* start Data shown *
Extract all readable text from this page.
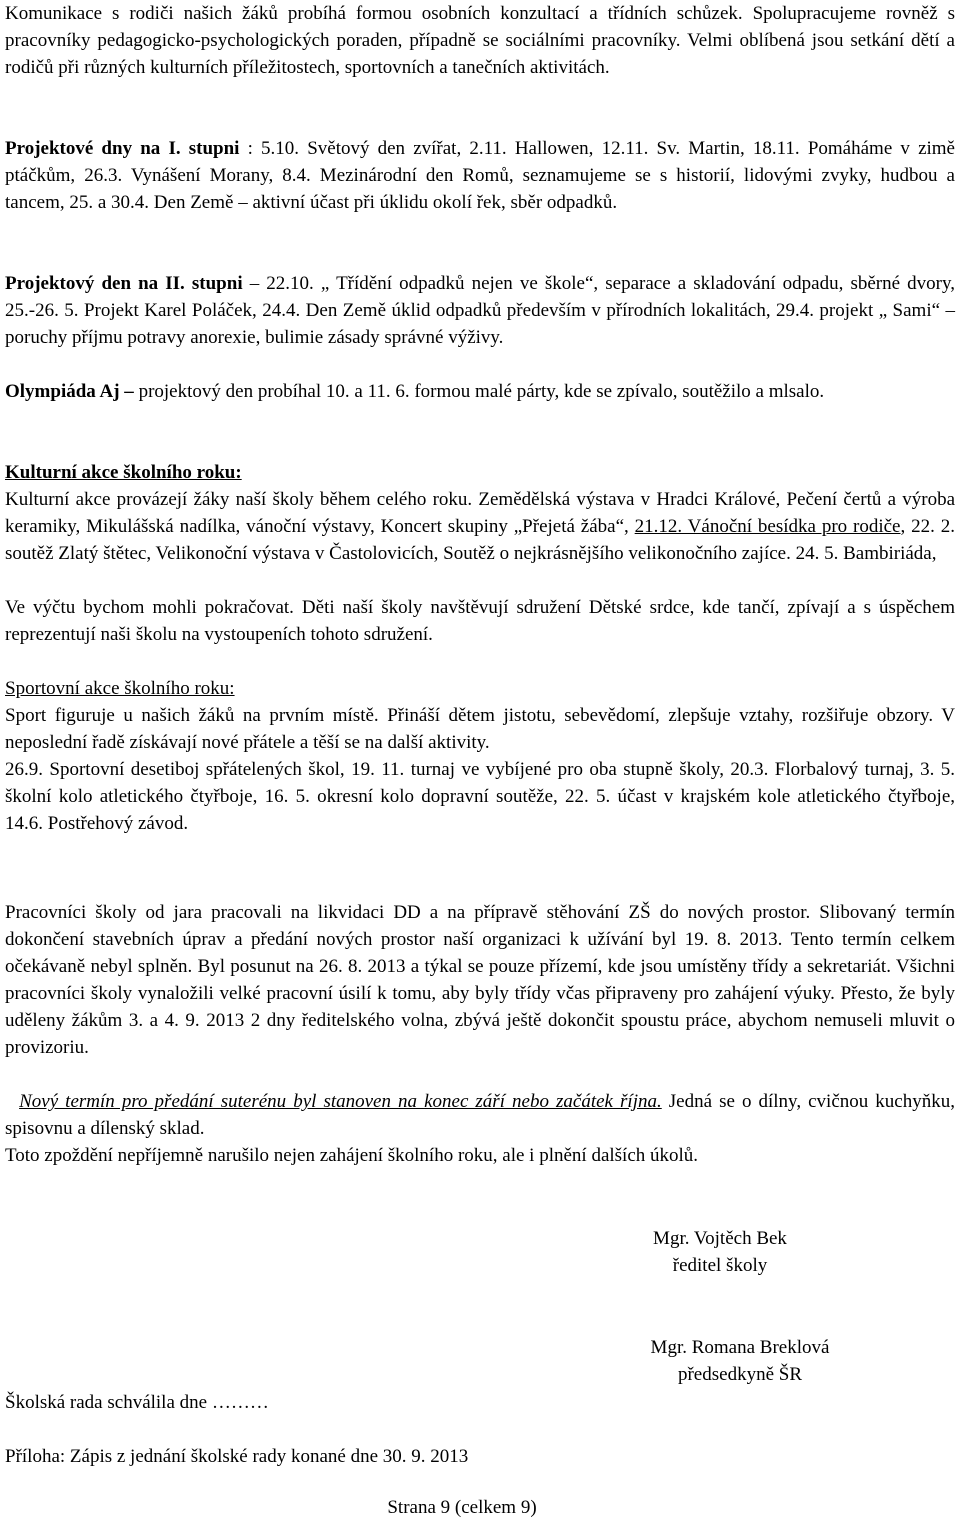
Komunikace s rodiči našich žáků probíhá formou osobních konzultací a třídních schůzek. Spolupracujeme rovněž s pracovníky pedagogicko-psychologických poraden, případně se sociálními pracovníky. Velmi oblíbená jsou setkání dětí a rodičů při různých kulturních příležitostech, sportovních a tanečních aktivitách.

Projektové dny na I. stupni : 5.10. Světový den zvířat, 2.11. Hallowen, 12.11. Sv. Martin, 18.11. Pomáháme v zimě ptáčkům, 26.3. Vynášení Morany, 8.4. Mezinárodní den Romů, seznamujeme se s historií, lidovými zvyky, hudbou a tancem, 25. a 30.4. Den Země – aktivní účast při úklidu okolí řek, sběr odpadků.

Projektový den na II. stupni – 22.10. „ Třídění odpadků nejen ve škole“, separace a skladování odpadu, sběrné dvory, 25.-26. 5. Projekt Karel Poláček, 24.4. Den Země úklid odpadků především v přírodních lokalitách, 29.4. projekt „ Sami“ – poruchy příjmu potravy anorexie, bulimie zásady správné výživy.

Olympiáda Aj – projektový den probíhal 10. a 11. 6. formou malé párty, kde se zpívalo, soutěžilo a mlsalo.

Kulturní akce školního roku:

Kulturní akce provázejí žáky naší školy během celého roku. Zemědělská výstava v Hradci Králové, Pečení čertů a výroba keramiky, Mikulášská nadílka, vánoční výstavy, Koncert skupiny „Přejetá žába“, 21.12. Vánoční besídka pro rodiče, 22. 2. soutěž Zlatý štětec, Velikonoční výstava v Častolovicích, Soutěž o nejkrásnějšího velikonočního zajíce. 24. 5. Bambiriáda,

Ve výčtu bychom mohli pokračovat. Děti naší školy navštěvují sdružení Dětské srdce, kde tančí, zpívají a s úspěchem reprezentují naši školu na vystoupeních tohoto sdružení.

Sportovní akce školního roku:

Sport figuruje u našich žáků na prvním místě. Přináší dětem jistotu, sebevědomí, zlepšuje vztahy, rozšiřuje obzory. V neposlední řadě získávají nové přátele a těší se na další aktivity.

26.9. Sportovní desetiboj spřátelených škol, 19. 11. turnaj ve vybíjené pro oba stupně školy, 20.3. Florbalový turnaj, 3. 5. školní kolo atletického čtyřboje, 16. 5. okresní kolo dopravní soutěže, 22. 5. účast v krajském kole atletického čtyřboje, 14.6. Postřehový závod.

Pracovníci školy od jara pracovali na likvidaci DD a na přípravě stěhování ZŠ do nových prostor. Slibovaný termín dokončení stavebních úprav a předání nových prostor naší organizaci k užívání byl 19. 8. 2013. Tento termín celkem očekávaně nebyl splněn. Byl posunut na 26. 8. 2013 a týkal se pouze přízemí, kde jsou umístěny třídy a sekretariát. Všichni pracovníci školy vynaložili velké pracovní úsilí k tomu, aby byly třídy včas připraveny pro zahájení výuky. Přesto, že byly uděleny žákům 3. a 4. 9. 2013 2 dny ředitelského volna, zbývá ještě dokončit spoustu práce, abychom nemuseli mluvit o provizoriu.

Nový termín pro předání suterénu byl stanoven na konec září nebo začátek října. Jedná se o dílny, cvičnou kuchyňku, spisovnu a dílenský sklad.

Toto zpoždění nepříjemně narušilo nejen zahájení školního roku, ale i plnění dalších úkolů.

Mgr. Vojtěch Bek
ředitel školy
Mgr. Romana Breklová
předsedkyně ŠR
Školská rada schválila dne ………
Příloha: Zápis z jednání školské rady konané dne 30. 9. 2013
Strana 9 (celkem 9)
* end Data shown *
Given exercise:
All of the data above should be quoted exactly, except for the pictures.

Correct answer:
Extract all readable text from this page.
Komunikace s rodiči našich žáků probíhá formou osobních konzultací a třídních schůzek. Spolupracujeme rovněž s pracovníky pedagogicko-psychologických poraden, případně se sociálními pracovníky. Velmi oblíbená jsou setkání dětí a rodičů při různých kulturních příležitostech, sportovních a tanečních aktivitách.

Projektové dny na I. stupni : 5.10. Světový den zvířat, 2.11. Hallowen, 12.11. Sv. Martin, 18.11. Pomáháme v zimě ptáčkům, 26.3. Vynášení Morany, 8.4. Mezinárodní den Romů, seznamujeme se s historií, lidovými zvyky, hudbou a tancem, 25. a 30.4. Den Země – aktivní účast při úklidu okolí řek, sběr odpadků.

Projektový den na II. stupni – 22.10. „ Třídění odpadků nejen ve škole“, separace a skladování odpadu, sběrné dvory, 25.-26. 5. Projekt Karel Poláček, 24.4. Den Země úklid odpadků především v přírodních lokalitách, 29.4. projekt „ Sami“ – poruchy příjmu potravy anorexie, bulimie zásady správné výživy.

Olympiáda Aj – projektový den probíhal 10. a 11. 6. formou malé párty, kde se zpívalo, soutěžilo a mlsalo.

Kulturní akce školního roku:

Kulturní akce provázejí žáky naší školy během celého roku. Zemědělská výstava v Hradci Králové, Pečení čertů a výroba keramiky, Mikulášská nadílka, vánoční výstavy, Koncert skupiny „Přejetá žába“, 21.12. Vánoční besídka pro rodiče, 22. 2. soutěž Zlatý štětec, Velikonoční výstava v Častolovicích, Soutěž o nejkrásnějšího velikonočního zajíce. 24. 5. Bambiriáda,

Ve výčtu bychom mohli pokračovat. Děti naší školy navštěvují sdružení Dětské srdce, kde tančí, zpívají a s úspěchem reprezentují naši školu na vystoupeních tohoto sdružení.

Sportovní akce školního roku:

Sport figuruje u našich žáků na prvním místě. Přináší dětem jistotu, sebevědomí, zlepšuje vztahy, rozšiřuje obzory. V neposlední řadě získávají nové přátele a těší se na další aktivity.

26.9. Sportovní desetiboj spřátelených škol, 19. 11. turnaj ve vybíjené pro oba stupně školy, 20.3. Florbalový turnaj, 3. 5. školní kolo atletického čtyřboje, 16. 5. okresní kolo dopravní soutěže, 22. 5. účast v krajském kole atletického čtyřboje, 14.6. Postřehový závod.

Pracovníci školy od jara pracovali na likvidaci DD a na přípravě stěhování ZŠ do nových prostor. Slibovaný termín dokončení stavebních úprav a předání nových prostor naší organizaci k užívání byl 19. 8. 2013. Tento termín celkem očekávaně nebyl splněn. Byl posunut na 26. 8. 2013 a týkal se pouze přízemí, kde jsou umístěny třídy a sekretariát. Všichni pracovníci školy vynaložili velké pracovní úsilí k tomu, aby byly třídy včas připraveny pro zahájení výuky. Přesto, že byly uděleny žákům 3. a 4. 9. 2013 2 dny ředitelského volna, zbývá ještě dokončit spoustu práce, abychom nemuseli mluvit o provizoriu.

Nový termín pro předání suterénu byl stanoven na konec září nebo začátek října. Jedná se o dílny, cvičnou kuchyňku, spisovnu a dílenský sklad.

Toto zpoždění nepříjemně narušilo nejen zahájení školního roku, ale i plnění dalších úkolů.

Mgr. Vojtěch Bek
ředitel školy
Mgr. Romana Breklová
předsedkyně ŠR
Školská rada schválila dne ………
Příloha: Zápis z jednání školské rady konané dne 30. 9. 2013
Strana 9 (celkem 9)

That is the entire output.